### PROBLEM TO SOLVE
Gather all lines from the material that contain the word "title".

### SOURCE MATERIAL
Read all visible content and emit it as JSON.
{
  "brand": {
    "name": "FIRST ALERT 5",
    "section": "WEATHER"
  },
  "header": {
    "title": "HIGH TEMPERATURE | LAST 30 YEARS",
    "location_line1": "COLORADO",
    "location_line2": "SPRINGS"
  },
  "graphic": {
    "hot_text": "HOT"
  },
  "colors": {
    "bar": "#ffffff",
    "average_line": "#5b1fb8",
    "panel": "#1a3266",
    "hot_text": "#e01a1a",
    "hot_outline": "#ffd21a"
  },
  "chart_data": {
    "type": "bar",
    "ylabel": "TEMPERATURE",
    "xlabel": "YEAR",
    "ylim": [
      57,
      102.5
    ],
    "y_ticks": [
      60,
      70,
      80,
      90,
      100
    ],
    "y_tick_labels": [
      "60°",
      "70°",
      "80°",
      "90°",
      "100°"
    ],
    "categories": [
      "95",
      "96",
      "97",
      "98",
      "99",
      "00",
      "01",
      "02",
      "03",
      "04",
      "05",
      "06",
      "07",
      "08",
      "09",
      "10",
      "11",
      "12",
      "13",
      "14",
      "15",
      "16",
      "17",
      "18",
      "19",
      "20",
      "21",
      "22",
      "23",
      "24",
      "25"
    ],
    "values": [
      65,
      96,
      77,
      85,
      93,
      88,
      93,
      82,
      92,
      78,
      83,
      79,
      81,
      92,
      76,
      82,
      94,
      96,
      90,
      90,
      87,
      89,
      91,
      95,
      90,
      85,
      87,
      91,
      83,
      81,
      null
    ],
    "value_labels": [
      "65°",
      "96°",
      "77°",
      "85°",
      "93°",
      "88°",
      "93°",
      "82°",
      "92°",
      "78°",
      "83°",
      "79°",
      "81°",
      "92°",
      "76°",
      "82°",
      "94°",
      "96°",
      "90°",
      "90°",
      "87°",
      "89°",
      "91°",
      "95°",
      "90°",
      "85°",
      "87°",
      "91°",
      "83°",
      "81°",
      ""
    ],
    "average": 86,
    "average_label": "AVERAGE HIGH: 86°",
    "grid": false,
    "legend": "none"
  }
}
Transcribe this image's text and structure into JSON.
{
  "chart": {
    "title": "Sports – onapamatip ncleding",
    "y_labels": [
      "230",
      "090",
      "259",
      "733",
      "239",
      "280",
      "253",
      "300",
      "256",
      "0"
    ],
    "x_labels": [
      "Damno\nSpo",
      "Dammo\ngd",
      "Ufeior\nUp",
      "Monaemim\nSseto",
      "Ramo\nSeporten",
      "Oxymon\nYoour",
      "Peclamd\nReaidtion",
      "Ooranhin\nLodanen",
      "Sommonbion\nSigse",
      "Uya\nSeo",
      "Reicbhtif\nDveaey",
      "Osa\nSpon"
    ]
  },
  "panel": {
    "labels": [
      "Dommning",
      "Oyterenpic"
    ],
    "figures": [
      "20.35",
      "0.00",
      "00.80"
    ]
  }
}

### RESPONSE TO THIS EXERCISE
    "title": "HIGH TEMPERATURE | LAST 30 YEARS",
    "title": "Sports – onapamatip ncleding",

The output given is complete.